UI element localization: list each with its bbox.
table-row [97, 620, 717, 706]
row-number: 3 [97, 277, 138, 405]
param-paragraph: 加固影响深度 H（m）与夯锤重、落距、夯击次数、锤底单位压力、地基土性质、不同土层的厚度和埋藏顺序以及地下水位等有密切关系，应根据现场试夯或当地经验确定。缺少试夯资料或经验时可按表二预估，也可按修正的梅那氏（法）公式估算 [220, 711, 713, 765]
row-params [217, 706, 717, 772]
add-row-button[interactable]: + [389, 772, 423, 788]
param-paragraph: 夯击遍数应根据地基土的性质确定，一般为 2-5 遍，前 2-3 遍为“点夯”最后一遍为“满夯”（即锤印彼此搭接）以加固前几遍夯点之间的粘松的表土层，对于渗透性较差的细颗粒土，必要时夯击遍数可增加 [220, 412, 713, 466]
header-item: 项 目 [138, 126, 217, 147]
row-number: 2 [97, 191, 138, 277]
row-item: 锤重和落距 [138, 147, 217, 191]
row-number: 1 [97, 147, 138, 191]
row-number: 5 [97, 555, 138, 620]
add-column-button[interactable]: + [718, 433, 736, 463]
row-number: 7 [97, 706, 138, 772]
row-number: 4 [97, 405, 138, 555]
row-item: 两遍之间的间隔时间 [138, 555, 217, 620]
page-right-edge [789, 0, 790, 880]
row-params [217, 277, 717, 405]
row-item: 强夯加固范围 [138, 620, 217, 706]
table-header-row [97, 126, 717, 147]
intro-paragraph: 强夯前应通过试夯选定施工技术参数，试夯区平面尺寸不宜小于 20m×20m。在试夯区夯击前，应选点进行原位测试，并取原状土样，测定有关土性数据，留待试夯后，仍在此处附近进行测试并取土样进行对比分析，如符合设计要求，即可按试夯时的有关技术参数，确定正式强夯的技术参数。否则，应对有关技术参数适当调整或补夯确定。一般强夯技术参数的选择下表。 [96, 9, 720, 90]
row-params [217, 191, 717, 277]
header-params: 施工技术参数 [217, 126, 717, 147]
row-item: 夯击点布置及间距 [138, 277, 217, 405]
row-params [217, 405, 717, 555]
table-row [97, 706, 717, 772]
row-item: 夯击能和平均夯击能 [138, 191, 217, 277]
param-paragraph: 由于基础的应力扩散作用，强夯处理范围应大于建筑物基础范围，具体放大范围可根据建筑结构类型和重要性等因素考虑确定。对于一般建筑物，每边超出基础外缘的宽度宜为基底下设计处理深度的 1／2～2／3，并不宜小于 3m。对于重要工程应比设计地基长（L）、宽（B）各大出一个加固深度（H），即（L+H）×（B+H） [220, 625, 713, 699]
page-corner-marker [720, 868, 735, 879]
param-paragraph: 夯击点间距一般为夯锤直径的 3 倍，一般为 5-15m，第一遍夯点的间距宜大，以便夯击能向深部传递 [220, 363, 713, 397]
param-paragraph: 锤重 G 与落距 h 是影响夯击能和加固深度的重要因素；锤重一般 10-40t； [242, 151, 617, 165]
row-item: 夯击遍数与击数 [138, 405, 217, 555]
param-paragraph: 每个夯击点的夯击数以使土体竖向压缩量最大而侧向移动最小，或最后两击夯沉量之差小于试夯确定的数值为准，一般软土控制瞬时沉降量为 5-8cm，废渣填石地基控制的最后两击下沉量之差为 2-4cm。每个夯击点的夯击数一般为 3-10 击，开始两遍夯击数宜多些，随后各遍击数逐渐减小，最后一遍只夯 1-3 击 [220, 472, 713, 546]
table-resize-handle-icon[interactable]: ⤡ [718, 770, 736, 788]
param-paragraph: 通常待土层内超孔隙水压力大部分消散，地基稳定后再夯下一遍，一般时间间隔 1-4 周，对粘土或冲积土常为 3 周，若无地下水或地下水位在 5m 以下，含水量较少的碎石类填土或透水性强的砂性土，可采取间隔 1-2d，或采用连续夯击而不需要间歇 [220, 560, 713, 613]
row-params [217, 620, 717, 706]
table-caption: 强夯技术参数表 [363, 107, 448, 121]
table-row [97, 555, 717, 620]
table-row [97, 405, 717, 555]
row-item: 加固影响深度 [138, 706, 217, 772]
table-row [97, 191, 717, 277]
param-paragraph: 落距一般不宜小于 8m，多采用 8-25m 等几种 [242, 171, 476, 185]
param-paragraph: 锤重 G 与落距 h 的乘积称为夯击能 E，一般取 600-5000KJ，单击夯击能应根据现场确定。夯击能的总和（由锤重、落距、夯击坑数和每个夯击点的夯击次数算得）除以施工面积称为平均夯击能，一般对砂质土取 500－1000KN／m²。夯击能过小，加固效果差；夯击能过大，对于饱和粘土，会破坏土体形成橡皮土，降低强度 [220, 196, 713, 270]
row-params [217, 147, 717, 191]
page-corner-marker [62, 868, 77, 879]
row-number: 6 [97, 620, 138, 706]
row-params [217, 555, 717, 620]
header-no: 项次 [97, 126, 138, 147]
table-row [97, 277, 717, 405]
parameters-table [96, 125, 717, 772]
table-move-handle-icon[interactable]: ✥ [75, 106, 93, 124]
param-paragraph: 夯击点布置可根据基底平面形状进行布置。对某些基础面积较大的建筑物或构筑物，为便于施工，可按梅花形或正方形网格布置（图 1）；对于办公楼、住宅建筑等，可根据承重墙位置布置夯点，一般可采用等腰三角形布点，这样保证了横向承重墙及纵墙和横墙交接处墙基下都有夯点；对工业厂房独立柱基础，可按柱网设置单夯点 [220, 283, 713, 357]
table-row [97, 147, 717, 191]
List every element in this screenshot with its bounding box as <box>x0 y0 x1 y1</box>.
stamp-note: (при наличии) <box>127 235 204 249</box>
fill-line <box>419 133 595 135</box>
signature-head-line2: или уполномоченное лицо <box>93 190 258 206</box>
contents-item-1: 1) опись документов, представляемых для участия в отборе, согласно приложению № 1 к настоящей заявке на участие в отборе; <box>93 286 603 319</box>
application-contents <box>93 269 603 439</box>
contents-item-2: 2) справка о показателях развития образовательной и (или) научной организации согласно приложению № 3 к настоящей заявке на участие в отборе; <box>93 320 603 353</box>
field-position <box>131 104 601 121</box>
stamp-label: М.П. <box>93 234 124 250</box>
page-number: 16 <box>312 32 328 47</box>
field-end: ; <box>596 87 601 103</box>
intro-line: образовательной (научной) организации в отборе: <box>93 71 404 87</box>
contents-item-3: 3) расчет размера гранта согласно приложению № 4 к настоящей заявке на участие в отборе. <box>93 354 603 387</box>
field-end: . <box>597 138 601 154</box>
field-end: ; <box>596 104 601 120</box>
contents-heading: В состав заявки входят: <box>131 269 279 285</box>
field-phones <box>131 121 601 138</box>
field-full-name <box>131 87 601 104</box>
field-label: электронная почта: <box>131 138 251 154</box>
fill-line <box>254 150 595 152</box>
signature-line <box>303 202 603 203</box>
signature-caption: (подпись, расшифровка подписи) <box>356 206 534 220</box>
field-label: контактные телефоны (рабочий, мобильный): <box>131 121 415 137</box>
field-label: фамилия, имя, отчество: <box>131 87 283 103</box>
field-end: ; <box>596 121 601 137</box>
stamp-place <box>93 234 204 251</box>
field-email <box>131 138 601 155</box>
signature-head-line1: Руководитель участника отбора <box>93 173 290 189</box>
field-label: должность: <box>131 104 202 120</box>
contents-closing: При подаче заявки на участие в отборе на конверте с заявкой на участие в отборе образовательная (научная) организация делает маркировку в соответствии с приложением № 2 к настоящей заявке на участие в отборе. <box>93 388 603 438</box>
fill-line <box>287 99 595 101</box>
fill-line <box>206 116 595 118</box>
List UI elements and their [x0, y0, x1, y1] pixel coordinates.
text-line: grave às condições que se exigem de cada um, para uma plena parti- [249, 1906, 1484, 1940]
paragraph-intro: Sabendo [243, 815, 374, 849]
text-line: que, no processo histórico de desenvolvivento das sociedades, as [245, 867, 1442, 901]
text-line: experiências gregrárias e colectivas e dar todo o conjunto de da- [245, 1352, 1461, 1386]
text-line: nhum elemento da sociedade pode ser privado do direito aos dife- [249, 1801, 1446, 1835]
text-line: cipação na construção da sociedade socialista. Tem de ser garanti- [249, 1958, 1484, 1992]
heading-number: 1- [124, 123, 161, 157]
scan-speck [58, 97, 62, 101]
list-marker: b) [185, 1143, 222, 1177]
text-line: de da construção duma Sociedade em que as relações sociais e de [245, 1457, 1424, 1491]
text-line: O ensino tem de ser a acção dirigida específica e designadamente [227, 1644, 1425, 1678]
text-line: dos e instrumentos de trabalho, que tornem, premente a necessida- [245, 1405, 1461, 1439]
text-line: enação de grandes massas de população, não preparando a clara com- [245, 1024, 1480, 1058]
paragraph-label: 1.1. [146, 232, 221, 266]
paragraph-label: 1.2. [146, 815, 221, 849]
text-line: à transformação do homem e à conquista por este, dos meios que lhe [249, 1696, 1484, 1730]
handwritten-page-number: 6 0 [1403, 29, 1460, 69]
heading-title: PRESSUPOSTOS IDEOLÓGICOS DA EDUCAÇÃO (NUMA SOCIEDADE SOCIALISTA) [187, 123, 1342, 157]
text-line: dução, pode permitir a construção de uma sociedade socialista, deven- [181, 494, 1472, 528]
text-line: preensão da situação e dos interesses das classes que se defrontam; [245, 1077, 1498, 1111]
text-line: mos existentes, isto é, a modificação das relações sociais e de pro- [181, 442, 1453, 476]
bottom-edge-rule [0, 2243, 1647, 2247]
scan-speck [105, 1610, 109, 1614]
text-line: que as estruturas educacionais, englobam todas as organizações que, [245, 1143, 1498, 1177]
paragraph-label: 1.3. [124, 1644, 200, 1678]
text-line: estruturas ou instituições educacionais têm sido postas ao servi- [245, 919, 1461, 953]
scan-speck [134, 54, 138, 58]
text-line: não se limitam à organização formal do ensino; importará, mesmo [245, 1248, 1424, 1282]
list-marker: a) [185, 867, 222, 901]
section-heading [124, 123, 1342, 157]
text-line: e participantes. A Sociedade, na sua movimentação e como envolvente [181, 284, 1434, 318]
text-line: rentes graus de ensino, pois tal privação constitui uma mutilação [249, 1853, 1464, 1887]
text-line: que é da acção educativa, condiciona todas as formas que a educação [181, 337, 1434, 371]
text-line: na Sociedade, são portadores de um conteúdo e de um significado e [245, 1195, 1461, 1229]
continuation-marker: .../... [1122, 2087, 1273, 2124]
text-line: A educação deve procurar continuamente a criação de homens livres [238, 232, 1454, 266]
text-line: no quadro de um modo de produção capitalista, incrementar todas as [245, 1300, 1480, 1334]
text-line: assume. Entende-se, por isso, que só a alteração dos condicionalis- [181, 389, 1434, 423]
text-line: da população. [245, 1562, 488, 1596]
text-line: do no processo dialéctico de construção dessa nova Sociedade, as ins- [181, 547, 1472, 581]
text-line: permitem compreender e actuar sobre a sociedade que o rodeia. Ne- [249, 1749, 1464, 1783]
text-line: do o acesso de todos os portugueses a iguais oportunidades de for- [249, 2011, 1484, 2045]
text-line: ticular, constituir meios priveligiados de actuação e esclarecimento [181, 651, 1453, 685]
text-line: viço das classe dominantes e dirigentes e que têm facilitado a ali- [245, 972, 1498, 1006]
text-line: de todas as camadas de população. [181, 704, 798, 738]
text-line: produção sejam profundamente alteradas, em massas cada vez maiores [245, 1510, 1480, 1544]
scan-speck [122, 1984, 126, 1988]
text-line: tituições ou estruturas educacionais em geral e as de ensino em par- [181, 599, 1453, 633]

WORK TO BE COMPLETED: Copy the data from its first line through the line that contains "add-column-button[interactable]: + [718, 433, 736, 463]", including both ends, keeping every character unchanged.

IN RESPONSE:
UI element localization: list each with its bbox.
table-row [97, 620, 717, 706]
row-number: 3 [97, 277, 138, 405]
param-paragraph: 加固影响深度 H（m）与夯锤重、落距、夯击次数、锤底单位压力、地基土性质、不同土层的厚度和埋藏顺序以及地下水位等有密切关系，应根据现场试夯或当地经验确定。缺少试夯资料或经验时可按表二预估，也可按修正的梅那氏（法）公式估算 [220, 711, 713, 765]
row-params [217, 706, 717, 772]
add-row-button[interactable]: + [389, 772, 423, 788]
param-paragraph: 夯击遍数应根据地基土的性质确定，一般为 2-5 遍，前 2-3 遍为“点夯”最后一遍为“满夯”（即锤印彼此搭接）以加固前几遍夯点之间的粘松的表土层，对于渗透性较差的细颗粒土，必要时夯击遍数可增加 [220, 412, 713, 466]
header-item: 项 目 [138, 126, 217, 147]
row-number: 2 [97, 191, 138, 277]
row-item: 锤重和落距 [138, 147, 217, 191]
row-number: 1 [97, 147, 138, 191]
row-number: 5 [97, 555, 138, 620]
add-column-button[interactable]: + [718, 433, 736, 463]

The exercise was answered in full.